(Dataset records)
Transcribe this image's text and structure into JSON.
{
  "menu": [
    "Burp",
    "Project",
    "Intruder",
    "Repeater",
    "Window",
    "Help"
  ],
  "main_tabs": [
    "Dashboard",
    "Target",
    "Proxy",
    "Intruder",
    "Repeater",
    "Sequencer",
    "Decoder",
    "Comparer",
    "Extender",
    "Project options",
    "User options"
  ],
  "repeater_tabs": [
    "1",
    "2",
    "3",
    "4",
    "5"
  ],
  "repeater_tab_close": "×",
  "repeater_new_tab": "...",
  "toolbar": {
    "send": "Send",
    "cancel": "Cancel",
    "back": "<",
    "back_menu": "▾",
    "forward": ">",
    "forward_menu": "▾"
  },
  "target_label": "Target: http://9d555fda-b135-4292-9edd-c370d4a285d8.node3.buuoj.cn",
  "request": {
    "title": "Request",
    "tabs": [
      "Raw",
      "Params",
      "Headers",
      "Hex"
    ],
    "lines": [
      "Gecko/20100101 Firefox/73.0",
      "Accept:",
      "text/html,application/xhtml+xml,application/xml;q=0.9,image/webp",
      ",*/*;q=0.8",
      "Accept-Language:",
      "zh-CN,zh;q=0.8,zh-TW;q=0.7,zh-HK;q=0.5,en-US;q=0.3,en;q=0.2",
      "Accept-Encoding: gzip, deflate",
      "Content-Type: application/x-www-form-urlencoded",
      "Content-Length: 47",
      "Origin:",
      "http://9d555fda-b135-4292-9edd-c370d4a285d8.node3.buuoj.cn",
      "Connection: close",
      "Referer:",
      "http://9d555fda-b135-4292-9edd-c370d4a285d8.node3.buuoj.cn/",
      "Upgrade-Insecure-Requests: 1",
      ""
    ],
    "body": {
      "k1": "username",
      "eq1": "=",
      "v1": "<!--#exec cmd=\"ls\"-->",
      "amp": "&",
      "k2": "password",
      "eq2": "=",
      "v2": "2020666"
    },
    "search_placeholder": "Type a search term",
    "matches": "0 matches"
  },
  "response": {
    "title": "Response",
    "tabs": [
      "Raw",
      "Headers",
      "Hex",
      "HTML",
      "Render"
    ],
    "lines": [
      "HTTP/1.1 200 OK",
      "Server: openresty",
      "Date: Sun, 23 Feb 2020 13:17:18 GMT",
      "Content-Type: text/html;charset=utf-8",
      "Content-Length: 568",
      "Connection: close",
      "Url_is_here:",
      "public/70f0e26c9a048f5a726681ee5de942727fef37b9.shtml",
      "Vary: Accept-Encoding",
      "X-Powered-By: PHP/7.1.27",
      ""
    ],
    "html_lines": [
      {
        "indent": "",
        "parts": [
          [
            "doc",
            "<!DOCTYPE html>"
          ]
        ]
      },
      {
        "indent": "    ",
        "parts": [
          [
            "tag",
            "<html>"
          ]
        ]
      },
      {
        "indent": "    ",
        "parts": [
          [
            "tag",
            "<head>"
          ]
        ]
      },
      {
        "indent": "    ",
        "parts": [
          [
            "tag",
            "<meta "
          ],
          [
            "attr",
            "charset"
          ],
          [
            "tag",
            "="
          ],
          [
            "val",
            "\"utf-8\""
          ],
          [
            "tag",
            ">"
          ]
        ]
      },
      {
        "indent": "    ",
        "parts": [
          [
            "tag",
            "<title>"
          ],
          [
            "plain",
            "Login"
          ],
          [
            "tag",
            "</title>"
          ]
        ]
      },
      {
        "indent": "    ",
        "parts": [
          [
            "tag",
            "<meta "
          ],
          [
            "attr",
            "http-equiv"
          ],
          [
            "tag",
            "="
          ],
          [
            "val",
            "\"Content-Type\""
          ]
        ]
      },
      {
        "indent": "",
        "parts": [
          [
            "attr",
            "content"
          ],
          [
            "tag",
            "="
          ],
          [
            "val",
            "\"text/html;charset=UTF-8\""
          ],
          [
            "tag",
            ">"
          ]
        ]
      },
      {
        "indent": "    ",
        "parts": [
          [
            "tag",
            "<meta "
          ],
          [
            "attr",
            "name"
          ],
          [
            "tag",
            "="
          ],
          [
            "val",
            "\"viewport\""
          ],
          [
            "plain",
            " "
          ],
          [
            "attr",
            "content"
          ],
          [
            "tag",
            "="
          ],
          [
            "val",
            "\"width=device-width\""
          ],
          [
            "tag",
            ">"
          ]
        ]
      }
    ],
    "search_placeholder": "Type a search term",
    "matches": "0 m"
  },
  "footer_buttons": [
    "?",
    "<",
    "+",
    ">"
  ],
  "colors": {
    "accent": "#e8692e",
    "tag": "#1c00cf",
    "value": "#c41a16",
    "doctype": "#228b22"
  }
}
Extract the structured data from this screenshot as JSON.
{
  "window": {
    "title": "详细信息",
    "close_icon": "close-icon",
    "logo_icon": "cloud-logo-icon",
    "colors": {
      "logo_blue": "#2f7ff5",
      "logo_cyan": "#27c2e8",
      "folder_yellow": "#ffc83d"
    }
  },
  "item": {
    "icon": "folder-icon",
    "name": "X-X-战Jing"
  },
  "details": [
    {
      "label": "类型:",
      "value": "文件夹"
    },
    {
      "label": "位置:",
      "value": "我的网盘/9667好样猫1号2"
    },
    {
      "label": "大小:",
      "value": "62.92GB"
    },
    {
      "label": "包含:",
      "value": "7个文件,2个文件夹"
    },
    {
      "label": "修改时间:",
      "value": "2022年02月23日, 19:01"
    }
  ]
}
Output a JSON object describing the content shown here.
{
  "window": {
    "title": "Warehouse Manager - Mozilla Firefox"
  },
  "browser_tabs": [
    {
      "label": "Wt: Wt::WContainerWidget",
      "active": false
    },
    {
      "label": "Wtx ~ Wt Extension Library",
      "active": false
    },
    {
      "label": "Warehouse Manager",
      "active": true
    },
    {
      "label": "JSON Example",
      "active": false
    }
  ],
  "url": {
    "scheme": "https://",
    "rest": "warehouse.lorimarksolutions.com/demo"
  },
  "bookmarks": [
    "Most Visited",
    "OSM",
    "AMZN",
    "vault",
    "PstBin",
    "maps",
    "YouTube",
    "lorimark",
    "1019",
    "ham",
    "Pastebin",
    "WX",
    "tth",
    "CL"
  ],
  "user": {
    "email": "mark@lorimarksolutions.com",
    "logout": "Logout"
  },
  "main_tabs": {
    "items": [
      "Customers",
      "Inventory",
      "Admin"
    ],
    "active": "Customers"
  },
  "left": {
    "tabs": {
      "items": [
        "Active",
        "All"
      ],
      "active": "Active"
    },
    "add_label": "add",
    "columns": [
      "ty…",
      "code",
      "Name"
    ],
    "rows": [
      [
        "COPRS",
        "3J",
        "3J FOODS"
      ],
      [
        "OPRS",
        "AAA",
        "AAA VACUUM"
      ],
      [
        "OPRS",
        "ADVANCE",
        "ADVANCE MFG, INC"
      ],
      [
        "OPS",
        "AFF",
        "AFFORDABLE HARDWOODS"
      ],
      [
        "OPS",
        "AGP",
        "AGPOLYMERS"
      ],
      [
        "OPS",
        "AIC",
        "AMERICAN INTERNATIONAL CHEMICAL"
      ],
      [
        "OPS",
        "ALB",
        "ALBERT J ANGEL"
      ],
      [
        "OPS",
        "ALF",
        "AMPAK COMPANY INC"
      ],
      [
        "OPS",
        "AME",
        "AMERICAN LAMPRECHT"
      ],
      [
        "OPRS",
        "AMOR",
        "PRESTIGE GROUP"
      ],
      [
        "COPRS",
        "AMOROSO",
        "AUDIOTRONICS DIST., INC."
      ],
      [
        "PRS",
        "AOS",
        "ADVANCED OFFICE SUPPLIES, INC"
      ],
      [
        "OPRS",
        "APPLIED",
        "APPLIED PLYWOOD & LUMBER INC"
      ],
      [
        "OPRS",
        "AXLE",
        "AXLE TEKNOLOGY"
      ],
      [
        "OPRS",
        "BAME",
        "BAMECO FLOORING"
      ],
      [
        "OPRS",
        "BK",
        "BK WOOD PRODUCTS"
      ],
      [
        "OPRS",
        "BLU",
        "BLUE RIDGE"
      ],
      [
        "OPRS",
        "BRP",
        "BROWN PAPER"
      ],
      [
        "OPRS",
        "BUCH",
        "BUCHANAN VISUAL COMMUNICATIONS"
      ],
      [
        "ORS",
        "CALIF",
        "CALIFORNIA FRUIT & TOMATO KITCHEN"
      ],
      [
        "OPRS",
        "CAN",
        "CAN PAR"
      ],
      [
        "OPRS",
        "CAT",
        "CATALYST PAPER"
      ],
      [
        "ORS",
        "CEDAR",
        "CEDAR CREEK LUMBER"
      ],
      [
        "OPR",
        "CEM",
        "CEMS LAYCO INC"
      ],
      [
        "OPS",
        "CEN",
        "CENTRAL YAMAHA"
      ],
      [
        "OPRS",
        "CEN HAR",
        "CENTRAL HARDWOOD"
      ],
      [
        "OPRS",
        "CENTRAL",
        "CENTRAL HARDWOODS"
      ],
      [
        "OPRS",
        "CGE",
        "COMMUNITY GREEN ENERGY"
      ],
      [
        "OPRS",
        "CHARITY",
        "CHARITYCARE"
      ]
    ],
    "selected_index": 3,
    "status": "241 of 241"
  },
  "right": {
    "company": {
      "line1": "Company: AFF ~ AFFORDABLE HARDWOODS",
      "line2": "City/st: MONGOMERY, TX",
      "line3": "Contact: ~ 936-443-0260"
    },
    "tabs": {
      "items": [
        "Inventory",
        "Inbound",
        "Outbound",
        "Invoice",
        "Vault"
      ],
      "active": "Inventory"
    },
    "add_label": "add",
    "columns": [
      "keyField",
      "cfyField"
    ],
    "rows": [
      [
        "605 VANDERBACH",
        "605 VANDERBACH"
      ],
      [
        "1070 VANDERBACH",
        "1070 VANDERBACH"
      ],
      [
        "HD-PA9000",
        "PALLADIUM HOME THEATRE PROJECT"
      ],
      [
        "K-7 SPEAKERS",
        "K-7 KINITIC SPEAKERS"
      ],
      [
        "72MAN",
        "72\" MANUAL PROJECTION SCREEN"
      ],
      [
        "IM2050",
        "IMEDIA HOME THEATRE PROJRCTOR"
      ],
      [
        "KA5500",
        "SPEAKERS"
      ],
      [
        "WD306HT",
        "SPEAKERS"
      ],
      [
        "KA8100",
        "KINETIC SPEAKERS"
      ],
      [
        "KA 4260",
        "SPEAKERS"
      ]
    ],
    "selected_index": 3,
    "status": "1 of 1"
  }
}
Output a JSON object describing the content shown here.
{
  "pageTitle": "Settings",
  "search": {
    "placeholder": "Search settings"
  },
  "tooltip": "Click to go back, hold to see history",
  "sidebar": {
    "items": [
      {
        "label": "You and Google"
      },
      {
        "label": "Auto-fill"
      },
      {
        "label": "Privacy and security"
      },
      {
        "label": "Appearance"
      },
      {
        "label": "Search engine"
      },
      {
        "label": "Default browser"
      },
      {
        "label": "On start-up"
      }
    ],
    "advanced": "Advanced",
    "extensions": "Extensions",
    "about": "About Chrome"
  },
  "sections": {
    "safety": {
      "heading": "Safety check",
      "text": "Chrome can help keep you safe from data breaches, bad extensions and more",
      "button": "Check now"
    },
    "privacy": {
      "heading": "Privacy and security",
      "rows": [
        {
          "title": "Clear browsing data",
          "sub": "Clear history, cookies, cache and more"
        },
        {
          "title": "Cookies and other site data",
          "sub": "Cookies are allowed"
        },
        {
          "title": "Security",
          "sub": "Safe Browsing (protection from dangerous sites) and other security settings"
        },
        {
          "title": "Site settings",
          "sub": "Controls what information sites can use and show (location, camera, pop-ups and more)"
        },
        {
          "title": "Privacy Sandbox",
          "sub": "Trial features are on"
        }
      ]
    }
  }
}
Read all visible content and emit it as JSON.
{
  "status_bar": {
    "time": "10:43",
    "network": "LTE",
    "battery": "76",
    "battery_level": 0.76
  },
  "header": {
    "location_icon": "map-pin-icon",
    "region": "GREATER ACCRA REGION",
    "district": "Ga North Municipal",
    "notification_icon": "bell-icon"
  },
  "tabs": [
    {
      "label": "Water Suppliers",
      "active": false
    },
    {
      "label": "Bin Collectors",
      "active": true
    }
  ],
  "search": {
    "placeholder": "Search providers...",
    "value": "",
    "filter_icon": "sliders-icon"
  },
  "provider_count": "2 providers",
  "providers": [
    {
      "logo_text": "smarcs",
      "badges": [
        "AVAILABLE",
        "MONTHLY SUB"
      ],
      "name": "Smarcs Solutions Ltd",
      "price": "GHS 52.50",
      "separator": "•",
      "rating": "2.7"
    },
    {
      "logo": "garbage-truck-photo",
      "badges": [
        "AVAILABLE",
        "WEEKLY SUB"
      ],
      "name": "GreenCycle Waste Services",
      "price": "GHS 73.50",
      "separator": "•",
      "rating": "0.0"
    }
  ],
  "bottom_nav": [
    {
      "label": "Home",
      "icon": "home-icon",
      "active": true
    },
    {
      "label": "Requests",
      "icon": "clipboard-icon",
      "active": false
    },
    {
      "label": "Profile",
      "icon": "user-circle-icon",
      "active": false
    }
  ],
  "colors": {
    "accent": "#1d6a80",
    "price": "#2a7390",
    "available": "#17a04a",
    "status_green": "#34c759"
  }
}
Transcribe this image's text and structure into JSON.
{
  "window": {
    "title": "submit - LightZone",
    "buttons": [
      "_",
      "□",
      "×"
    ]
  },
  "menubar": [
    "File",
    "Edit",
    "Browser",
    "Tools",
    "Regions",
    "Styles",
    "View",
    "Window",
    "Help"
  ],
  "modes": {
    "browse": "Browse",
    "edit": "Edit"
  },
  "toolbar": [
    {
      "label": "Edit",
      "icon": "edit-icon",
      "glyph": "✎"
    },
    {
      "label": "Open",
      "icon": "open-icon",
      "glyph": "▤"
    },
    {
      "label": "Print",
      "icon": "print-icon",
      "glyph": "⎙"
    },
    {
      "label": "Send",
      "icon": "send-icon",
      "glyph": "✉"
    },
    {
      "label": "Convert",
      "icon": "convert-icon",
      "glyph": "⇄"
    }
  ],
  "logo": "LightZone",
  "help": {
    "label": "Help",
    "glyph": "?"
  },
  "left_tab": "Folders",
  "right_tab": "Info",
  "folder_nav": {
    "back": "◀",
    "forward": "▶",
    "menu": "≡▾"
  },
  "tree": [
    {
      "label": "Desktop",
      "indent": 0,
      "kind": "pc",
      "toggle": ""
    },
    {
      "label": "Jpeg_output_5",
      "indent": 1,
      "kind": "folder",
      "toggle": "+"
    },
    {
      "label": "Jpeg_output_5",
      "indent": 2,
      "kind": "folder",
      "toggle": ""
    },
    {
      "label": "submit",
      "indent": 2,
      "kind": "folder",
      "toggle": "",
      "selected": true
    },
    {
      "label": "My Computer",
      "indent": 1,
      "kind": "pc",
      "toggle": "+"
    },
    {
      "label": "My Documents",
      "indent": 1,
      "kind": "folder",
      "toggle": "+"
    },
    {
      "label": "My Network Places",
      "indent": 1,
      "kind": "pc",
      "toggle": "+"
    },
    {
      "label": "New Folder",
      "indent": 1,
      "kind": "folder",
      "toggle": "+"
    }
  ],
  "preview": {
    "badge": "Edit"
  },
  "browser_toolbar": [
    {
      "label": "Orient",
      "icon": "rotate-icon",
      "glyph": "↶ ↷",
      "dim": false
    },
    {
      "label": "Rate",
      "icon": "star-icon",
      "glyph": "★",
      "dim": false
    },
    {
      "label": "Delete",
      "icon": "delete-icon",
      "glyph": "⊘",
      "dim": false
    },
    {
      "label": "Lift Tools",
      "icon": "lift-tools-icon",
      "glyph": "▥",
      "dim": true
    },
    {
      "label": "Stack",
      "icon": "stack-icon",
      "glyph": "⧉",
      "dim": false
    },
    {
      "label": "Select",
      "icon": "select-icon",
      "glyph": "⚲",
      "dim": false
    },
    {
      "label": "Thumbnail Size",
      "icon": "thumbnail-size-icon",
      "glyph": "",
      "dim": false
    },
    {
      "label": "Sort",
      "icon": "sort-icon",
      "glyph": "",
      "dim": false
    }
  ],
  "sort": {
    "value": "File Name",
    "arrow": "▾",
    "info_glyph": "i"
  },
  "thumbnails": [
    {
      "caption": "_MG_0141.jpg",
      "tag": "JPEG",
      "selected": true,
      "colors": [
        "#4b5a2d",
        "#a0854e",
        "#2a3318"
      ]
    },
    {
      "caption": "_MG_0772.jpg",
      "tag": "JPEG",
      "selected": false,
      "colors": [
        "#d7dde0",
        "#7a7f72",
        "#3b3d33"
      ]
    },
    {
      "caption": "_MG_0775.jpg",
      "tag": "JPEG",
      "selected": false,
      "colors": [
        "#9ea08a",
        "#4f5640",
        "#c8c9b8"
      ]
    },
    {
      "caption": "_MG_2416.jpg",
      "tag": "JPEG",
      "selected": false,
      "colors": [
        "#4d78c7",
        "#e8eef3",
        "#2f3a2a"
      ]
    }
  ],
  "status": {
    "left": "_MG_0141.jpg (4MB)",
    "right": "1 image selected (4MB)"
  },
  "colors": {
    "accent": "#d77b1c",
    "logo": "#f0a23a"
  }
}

▶ _PROMPT_
Give only the number of lines in the material above that include the word "other".

▶ _CORRECT OUTPUT_
2